### Your task:
For each line in the data below that holds "model", return a copy.

### Figure data in JSON:
++++++++
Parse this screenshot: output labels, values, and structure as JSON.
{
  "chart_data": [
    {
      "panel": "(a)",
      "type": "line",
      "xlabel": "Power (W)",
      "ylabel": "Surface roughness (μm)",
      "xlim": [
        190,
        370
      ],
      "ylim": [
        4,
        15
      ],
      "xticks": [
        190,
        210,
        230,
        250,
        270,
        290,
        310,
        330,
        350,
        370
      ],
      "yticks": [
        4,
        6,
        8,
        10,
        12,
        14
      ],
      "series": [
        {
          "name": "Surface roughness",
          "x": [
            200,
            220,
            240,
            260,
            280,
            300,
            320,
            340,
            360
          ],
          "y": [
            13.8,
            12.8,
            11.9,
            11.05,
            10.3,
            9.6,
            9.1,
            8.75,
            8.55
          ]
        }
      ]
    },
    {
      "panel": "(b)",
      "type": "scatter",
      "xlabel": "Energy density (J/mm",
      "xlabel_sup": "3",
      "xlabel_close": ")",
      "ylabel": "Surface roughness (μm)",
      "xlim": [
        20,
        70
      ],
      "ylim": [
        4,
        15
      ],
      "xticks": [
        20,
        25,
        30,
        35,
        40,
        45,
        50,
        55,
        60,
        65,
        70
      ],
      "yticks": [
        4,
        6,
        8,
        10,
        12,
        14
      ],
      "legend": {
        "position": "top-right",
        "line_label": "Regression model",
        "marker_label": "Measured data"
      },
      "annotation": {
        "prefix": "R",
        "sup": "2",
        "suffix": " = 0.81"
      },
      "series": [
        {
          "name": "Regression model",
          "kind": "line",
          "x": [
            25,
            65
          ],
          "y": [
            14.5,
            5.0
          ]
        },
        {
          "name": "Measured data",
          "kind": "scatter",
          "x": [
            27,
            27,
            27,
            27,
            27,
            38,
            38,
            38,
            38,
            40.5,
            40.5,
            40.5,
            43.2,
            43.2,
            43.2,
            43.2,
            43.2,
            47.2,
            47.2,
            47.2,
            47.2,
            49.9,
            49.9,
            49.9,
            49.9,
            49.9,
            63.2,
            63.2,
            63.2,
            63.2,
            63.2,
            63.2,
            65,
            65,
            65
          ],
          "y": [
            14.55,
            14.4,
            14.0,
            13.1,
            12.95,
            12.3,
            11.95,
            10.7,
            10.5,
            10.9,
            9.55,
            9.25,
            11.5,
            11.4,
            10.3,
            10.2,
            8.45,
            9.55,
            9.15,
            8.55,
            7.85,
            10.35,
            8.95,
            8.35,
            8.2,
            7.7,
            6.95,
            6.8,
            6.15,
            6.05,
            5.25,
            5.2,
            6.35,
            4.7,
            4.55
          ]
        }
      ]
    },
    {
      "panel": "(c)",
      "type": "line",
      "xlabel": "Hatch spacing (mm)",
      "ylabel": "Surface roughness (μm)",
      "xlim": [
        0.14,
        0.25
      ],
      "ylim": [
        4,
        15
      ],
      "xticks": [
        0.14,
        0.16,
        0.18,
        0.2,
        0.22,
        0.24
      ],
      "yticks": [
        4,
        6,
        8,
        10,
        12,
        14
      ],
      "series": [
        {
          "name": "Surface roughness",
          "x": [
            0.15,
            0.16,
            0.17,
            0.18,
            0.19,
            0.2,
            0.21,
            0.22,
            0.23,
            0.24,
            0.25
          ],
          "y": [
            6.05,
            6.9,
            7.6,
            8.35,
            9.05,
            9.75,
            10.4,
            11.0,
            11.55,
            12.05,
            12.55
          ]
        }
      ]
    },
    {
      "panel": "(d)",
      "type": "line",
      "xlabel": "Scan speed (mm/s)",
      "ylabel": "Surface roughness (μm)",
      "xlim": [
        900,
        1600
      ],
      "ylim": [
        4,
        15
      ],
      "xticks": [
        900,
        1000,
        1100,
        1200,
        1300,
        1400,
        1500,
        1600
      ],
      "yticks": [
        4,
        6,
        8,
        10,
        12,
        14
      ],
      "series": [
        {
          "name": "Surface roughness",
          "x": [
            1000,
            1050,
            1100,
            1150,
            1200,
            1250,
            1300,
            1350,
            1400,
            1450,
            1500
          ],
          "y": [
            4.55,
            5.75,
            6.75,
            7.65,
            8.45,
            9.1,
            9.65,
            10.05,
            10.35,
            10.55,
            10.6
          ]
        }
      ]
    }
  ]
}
++++++++
### Task solution:
        "line_label": "Regression model",
          "name": "Regression model",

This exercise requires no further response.